REQUIREMENT. Search the data below for the word "label" and copy each line that holds it.

RECORDED DATA.
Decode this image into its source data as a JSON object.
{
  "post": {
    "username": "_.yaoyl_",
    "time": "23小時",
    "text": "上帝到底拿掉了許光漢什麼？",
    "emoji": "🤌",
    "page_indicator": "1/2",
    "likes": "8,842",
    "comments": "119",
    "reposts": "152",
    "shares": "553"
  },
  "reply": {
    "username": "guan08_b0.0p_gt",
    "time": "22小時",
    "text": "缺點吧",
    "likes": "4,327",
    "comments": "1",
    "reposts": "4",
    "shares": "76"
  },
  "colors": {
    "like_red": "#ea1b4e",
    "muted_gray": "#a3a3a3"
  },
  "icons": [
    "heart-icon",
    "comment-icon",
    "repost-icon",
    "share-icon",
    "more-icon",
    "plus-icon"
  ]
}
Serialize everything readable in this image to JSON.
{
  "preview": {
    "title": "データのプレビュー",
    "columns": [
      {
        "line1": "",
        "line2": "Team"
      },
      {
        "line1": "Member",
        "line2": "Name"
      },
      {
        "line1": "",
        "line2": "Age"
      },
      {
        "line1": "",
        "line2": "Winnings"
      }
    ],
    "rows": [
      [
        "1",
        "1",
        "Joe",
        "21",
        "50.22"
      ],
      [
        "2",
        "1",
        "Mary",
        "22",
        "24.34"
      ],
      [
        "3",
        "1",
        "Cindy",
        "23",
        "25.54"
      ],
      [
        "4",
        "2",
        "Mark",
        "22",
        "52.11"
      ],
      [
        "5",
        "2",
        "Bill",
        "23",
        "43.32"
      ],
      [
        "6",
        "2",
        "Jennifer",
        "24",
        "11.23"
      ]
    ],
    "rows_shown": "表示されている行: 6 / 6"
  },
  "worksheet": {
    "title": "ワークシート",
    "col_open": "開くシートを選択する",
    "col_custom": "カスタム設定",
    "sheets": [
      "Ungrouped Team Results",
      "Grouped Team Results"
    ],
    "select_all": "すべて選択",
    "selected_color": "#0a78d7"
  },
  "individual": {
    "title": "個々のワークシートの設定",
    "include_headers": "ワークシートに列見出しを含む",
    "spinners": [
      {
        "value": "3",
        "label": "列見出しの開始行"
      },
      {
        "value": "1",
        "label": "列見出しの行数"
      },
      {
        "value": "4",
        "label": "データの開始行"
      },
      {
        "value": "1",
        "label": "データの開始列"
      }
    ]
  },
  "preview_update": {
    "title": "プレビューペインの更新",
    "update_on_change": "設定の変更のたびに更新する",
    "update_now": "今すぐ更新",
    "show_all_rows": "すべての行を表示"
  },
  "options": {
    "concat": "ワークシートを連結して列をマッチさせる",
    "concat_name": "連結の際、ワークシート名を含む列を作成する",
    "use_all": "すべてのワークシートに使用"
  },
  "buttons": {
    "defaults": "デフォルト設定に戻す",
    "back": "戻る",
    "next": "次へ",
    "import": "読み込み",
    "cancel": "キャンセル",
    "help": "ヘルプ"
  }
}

WRITTEN SOLUTION.
        "label": "列見出しの開始行"
        "label": "列見出しの行数"
        "label": "データの開始行"
        "label": "データの開始列"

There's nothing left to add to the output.